Requirement: Among the entries, which lines carry the string "estructura"? Copy each of them.

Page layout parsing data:

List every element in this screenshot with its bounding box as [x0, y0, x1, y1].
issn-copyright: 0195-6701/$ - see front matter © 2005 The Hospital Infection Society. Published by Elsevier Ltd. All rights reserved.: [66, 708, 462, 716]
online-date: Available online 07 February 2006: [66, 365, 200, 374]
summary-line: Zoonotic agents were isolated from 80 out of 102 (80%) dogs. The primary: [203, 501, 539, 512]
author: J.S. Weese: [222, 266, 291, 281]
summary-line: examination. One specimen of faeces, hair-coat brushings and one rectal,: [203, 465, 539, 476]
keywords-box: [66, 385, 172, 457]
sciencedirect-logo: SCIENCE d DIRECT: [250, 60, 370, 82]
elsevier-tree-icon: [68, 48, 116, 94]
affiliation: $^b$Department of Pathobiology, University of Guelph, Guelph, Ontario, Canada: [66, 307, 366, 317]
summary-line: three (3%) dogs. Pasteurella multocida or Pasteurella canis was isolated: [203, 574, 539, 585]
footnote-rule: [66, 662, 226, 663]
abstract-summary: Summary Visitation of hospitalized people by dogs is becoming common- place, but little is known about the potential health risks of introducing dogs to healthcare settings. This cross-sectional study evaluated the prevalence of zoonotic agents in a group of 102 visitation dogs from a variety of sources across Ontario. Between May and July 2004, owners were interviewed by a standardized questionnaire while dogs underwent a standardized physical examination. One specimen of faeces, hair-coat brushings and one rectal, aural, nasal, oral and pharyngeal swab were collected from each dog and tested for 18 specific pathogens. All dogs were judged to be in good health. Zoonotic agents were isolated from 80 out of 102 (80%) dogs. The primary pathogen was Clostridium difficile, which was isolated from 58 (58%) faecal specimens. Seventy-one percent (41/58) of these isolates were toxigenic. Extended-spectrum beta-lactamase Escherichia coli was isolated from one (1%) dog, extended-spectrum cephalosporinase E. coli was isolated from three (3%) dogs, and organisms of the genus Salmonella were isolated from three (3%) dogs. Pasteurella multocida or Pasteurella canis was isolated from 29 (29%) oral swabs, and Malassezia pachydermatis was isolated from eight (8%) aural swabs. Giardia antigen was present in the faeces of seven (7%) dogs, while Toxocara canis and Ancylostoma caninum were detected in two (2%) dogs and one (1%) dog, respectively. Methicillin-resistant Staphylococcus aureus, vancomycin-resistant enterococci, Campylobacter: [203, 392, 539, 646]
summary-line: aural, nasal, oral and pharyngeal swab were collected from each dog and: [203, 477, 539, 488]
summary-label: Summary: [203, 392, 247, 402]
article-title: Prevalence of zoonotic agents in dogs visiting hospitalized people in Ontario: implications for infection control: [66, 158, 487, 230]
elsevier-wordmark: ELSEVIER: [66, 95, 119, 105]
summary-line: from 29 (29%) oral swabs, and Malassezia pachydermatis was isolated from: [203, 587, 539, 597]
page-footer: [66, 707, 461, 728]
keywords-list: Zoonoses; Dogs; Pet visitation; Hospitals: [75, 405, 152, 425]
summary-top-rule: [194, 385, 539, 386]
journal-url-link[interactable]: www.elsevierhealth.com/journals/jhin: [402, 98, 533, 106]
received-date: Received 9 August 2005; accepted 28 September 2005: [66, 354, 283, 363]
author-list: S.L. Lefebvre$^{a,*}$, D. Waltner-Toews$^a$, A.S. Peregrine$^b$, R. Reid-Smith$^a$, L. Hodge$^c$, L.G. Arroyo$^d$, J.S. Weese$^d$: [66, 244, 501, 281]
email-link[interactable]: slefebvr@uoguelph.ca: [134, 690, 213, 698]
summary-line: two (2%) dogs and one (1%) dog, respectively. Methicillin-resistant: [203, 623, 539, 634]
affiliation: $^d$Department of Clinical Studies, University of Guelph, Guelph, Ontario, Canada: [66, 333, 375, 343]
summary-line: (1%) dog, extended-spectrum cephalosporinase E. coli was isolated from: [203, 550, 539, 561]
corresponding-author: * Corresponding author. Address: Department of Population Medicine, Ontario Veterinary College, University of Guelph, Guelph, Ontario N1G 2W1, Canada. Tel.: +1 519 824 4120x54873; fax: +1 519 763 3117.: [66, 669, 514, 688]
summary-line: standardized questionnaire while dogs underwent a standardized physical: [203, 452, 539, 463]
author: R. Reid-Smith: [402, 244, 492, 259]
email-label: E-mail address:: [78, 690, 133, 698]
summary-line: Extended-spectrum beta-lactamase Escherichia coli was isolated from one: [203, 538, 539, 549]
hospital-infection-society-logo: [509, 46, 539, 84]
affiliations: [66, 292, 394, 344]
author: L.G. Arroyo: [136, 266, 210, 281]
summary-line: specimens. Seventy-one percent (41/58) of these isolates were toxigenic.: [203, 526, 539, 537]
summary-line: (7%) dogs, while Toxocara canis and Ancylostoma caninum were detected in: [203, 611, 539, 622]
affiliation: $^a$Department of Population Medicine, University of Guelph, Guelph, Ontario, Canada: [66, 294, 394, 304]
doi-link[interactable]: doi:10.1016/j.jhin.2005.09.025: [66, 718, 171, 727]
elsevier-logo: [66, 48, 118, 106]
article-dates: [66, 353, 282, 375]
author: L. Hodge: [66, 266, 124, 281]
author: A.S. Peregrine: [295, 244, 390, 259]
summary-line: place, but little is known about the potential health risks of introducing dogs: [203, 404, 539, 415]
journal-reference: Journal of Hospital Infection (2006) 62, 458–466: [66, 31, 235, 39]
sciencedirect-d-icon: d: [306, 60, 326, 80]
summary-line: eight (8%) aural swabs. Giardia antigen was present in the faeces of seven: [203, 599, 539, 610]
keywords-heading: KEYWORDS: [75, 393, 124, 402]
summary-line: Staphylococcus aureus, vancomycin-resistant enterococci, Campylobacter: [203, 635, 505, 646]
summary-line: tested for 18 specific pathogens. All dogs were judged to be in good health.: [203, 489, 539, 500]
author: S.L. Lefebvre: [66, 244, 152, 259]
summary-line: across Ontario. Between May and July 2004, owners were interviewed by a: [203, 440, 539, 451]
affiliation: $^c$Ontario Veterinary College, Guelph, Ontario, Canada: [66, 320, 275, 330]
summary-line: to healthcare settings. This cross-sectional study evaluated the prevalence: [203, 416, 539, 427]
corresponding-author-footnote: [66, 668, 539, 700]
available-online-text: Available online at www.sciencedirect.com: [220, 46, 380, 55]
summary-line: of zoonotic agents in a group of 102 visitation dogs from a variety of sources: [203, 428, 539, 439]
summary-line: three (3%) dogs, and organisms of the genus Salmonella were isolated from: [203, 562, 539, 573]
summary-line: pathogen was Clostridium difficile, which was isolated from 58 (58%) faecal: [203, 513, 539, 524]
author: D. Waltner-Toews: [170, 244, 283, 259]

...

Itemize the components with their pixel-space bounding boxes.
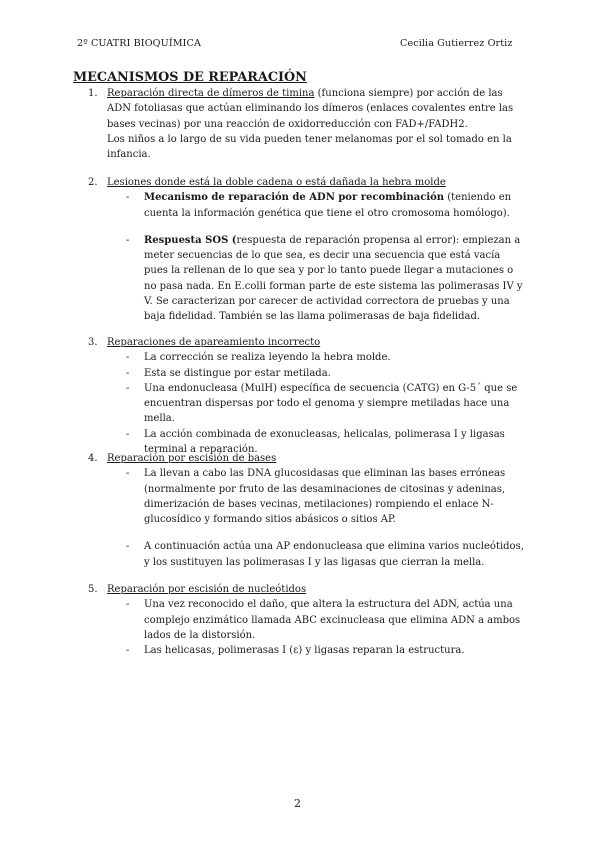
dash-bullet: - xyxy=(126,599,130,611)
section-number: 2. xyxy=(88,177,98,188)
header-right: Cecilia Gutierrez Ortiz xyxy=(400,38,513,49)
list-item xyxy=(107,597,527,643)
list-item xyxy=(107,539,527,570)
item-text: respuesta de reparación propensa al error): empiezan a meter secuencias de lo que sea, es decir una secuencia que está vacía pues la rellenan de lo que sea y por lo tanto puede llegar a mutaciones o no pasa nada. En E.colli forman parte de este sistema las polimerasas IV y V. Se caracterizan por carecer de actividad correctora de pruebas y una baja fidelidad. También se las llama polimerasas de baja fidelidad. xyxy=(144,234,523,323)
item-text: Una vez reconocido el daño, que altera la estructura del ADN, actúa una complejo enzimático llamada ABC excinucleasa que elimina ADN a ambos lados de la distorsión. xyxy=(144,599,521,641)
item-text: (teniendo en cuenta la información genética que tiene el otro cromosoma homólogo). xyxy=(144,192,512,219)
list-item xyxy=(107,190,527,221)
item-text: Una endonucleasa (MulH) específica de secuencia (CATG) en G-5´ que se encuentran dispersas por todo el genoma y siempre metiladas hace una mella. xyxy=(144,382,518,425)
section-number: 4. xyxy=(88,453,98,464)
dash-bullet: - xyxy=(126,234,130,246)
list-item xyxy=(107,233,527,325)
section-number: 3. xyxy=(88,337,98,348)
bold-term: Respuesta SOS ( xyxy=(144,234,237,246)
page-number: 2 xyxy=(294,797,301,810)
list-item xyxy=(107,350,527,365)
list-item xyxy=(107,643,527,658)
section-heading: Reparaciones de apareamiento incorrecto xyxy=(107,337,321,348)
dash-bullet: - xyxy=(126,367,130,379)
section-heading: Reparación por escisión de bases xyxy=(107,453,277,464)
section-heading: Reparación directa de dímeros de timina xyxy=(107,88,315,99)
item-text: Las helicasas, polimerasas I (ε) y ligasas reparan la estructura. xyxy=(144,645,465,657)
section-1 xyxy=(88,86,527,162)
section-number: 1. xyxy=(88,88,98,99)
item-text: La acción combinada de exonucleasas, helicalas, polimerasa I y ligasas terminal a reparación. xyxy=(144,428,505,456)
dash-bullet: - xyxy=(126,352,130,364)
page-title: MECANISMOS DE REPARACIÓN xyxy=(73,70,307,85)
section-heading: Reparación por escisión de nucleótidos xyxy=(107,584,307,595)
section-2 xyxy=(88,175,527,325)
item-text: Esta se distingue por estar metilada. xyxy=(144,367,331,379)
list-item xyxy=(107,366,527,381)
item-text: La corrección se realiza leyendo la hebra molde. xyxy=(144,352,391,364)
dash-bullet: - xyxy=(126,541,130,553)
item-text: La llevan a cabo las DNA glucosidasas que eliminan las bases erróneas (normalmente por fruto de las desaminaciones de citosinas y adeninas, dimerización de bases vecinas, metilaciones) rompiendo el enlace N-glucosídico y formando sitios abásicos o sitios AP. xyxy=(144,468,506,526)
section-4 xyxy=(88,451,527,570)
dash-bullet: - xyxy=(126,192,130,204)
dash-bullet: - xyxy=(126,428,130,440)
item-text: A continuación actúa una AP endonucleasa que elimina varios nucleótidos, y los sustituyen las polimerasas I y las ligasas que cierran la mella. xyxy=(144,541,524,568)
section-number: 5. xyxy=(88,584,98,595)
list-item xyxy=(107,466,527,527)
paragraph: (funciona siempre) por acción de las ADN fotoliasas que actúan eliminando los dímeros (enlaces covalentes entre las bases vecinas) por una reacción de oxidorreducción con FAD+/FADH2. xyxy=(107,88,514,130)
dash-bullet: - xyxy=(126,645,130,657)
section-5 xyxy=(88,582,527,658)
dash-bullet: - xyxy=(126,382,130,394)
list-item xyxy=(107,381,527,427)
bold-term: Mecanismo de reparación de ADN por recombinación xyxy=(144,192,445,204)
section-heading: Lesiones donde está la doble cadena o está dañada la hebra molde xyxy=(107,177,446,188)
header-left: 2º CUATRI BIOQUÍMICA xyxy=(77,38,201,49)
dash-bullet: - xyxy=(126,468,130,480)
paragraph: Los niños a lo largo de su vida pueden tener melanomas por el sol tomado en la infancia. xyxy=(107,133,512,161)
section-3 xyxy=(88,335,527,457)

Answer to this task:
item-text: Una vez reconocido el daño, que altera la estructura del ADN, actúa una complejo enzimático llamada ABC excinucleasa que elimina ADN a ambos lados de la distorsión. xyxy=(144,599,521,641)
item-text: Las helicasas, polimerasas I (ε) y ligasas reparan la estructura. xyxy=(144,645,465,657)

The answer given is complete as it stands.